*SUPPLIED TEXT:*
Studio album by Wallace Roney
- Released: 1991
- Recorded: September 7, 1990
- Studio: Van Gelder Studio, Englewood Cliffs, NJ
- Genre: Jazz
- Length: 42:25
- Label: Muse MCD 5423
- Producer: Joe Fields

Wallace Roney chronology
| The Standard Bearer (1989) | Obsession (1991) | Seth Air (1991) |

= Obsession (Wallace Roney album) =

Obsession is the fourth album by American jazz trumpeter Wallace Roney which was recorded in 1990 and released on the Muse label early the following year.

==Reception==

The AllMusic review by Ken Dryden stated, "In the early days of his career, trumpeter Wallace Roney was tagged as being yet another Miles Davis-influenced player, though a focused hearing of his fourth CD as a leader will demonstrate how much he was developing his own voice on this exciting hard bop session ... An enjoyable early effort".

*GIVEN RECORDS:*
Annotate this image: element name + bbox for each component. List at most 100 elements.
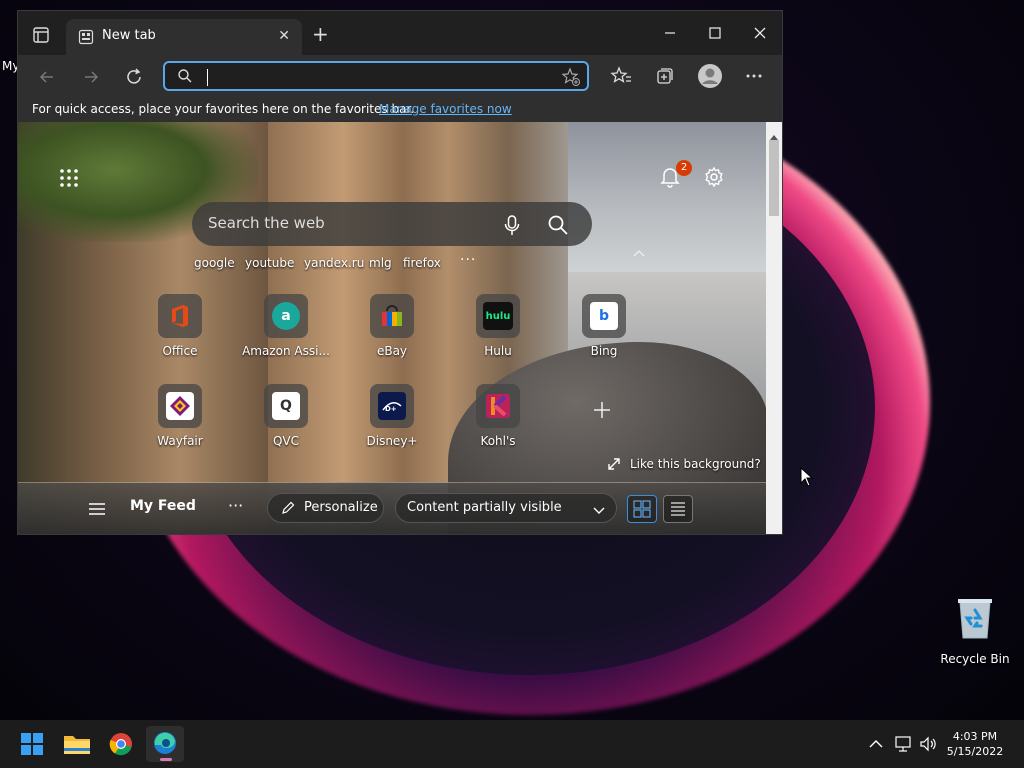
tile-wayfair[interactable]: Wayfair xyxy=(130,384,230,448)
tile-label: Amazon Assi... xyxy=(242,344,330,358)
chevron-down-icon xyxy=(592,502,606,521)
recycle-bin-label: Recycle Bin xyxy=(940,652,1010,666)
scrollbar-thumb[interactable] xyxy=(769,140,779,216)
more-options-icon[interactable] xyxy=(742,64,766,88)
tile-ebay[interactable]: eBay xyxy=(342,294,442,358)
tile-label: Wayfair xyxy=(157,434,203,448)
back-arrow-icon[interactable] xyxy=(35,65,59,89)
edge-browser-window: New tab ✕ + For quick access, place your… xyxy=(17,10,783,535)
tab-actions-icon[interactable] xyxy=(28,22,54,48)
forward-arrow-icon[interactable] xyxy=(79,65,103,89)
favorites-icon[interactable] xyxy=(609,64,633,88)
tile-hulu[interactable]: hulu Hulu xyxy=(448,294,548,358)
tile-kohls-frame xyxy=(476,384,520,428)
tab-close-icon[interactable]: ✕ xyxy=(278,28,290,44)
collections-icon[interactable] xyxy=(653,64,677,88)
favorites-bar: For quick access, place your favorites h… xyxy=(18,97,782,123)
feed-more-button[interactable]: ··· xyxy=(228,496,243,515)
address-input[interactable] xyxy=(205,67,549,89)
tile-label: Kohl's xyxy=(480,434,516,448)
bg-sky xyxy=(538,122,766,272)
tile-qvc[interactable]: Q QVC xyxy=(236,384,336,448)
tile-hulu-frame: hulu xyxy=(476,294,520,338)
tile-label: Disney+ xyxy=(366,434,418,448)
tile-label: QVC xyxy=(272,434,300,448)
add-site-plus-icon[interactable] xyxy=(592,398,612,426)
hulu-icon: hulu xyxy=(483,302,513,330)
settings-gear-icon[interactable] xyxy=(702,165,726,189)
edge-icon[interactable] xyxy=(146,726,184,762)
tile-amazon-assistant[interactable]: a Amazon Assi... xyxy=(236,294,336,358)
quick-link[interactable]: yandex.ru xyxy=(304,256,364,270)
show-hidden-icons-chevron-up-icon[interactable] xyxy=(866,734,886,754)
page-scrollbar[interactable] xyxy=(766,122,782,534)
qvc-icon: Q xyxy=(272,392,300,420)
tile-qvc-frame: Q xyxy=(264,384,308,428)
tile-bing-frame: b xyxy=(582,294,626,338)
personalize-button[interactable]: Personalize xyxy=(267,493,384,523)
new-tab-page: 2 Search the web google youtube yandex.r… xyxy=(18,122,766,534)
web-search-box[interactable]: Search the web xyxy=(192,202,592,246)
tile-label: eBay xyxy=(376,344,408,358)
start-button[interactable] xyxy=(13,726,51,762)
web-search-icon[interactable] xyxy=(546,213,570,237)
quick-link[interactable]: google xyxy=(194,256,235,270)
tile-disney-plus[interactable]: D+ Disney+ xyxy=(342,384,442,448)
tile-office[interactable]: Office xyxy=(130,294,230,358)
network-icon[interactable] xyxy=(894,734,914,754)
grid-layout-icon[interactable] xyxy=(627,495,657,523)
pencil-icon xyxy=(280,500,296,520)
profile-avatar-icon[interactable] xyxy=(697,63,723,89)
tab-new-tab[interactable]: New tab ✕ xyxy=(66,19,302,55)
tab-strip: New tab ✕ + xyxy=(18,11,782,55)
tile-label: Hulu xyxy=(484,344,512,358)
personalize-label: Personalize xyxy=(304,500,378,515)
new-tab-favicon-icon xyxy=(78,29,94,49)
add-favorite-star-icon[interactable] xyxy=(561,67,581,91)
tile-label: Bing xyxy=(590,344,618,358)
my-feed-tab[interactable]: My Feed xyxy=(130,498,196,514)
quick-link[interactable]: mlg xyxy=(369,256,392,270)
app-launcher-icon[interactable] xyxy=(58,167,80,189)
tile-amazon-frame: a xyxy=(264,294,308,338)
wayfair-icon xyxy=(166,392,194,420)
quick-link[interactable]: youtube xyxy=(245,256,294,270)
content-visibility-dropdown[interactable]: Content partially visible xyxy=(395,493,617,523)
system-clock[interactable]: 4:03 PM 5/15/2022 xyxy=(940,729,1010,759)
minimize-icon[interactable] xyxy=(658,23,682,43)
recycle-bin-icon xyxy=(957,596,993,640)
hamburger-menu-icon[interactable] xyxy=(88,501,106,515)
taskbar: 4:03 PM 5/15/2022 xyxy=(0,720,1024,768)
maximize-icon[interactable] xyxy=(703,23,727,43)
like-background-text: Like this background? xyxy=(630,457,761,471)
file-explorer-icon[interactable] xyxy=(58,726,96,762)
clock-date: 5/15/2022 xyxy=(946,745,1004,758)
ebay-icon xyxy=(378,302,406,330)
tile-disney-frame: D+ xyxy=(370,384,414,428)
amazon-assistant-icon: a xyxy=(272,302,300,330)
tile-kohls[interactable]: Kohl's xyxy=(448,384,548,448)
microphone-icon[interactable] xyxy=(502,214,522,236)
clock-time: 4:03 PM xyxy=(952,730,998,743)
refresh-icon[interactable] xyxy=(122,65,146,89)
chrome-icon[interactable] xyxy=(102,726,140,762)
list-layout-icon[interactable] xyxy=(663,495,693,523)
new-tab-button[interactable]: + xyxy=(312,24,329,44)
close-window-icon[interactable] xyxy=(748,23,772,43)
quick-links-more-button[interactable]: ··· xyxy=(460,252,476,268)
tile-wayfair-frame xyxy=(158,384,202,428)
quick-link[interactable]: firefox xyxy=(403,256,441,270)
feed-bar: My Feed ··· Personalize Content partiall… xyxy=(18,483,766,534)
recycle-bin[interactable]: Recycle Bin xyxy=(940,596,1010,666)
bing-icon: b xyxy=(590,302,618,330)
scroll-down-icon[interactable] xyxy=(770,526,778,534)
tab-title: New tab xyxy=(102,28,156,43)
mouse-pointer-icon xyxy=(800,466,814,491)
tile-label: Office xyxy=(162,344,198,358)
collapse-chevron-up-icon[interactable] xyxy=(632,246,646,262)
manage-favorites-link[interactable]: Manage favorites now xyxy=(379,102,512,116)
tile-bing[interactable]: b Bing xyxy=(554,294,654,358)
volume-icon[interactable] xyxy=(918,734,938,754)
address-bar[interactable] xyxy=(163,61,589,91)
notification-badge: 2 xyxy=(676,160,692,176)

*WHAT IS ASKED:*
1 > Reproduce the stretch of the Obsession album article from "Obsession is the" through "the following year." word for word.
2 > Please gather every line of the entries that contains the string "feed".

*RESULTS IN ORDER:*
1 >
Obsession is the fourth album by American jazz trumpeter Wallace Roney which was recorded in 1990 and released on the Muse label early the following year.

2 >
feed-more-button[interactable]: ··· xyxy=(228,496,243,515)
my-feed-tab[interactable]: My Feed xyxy=(130,498,196,514)
feed-bar: My Feed ··· Personalize Content partiall… xyxy=(18,483,766,534)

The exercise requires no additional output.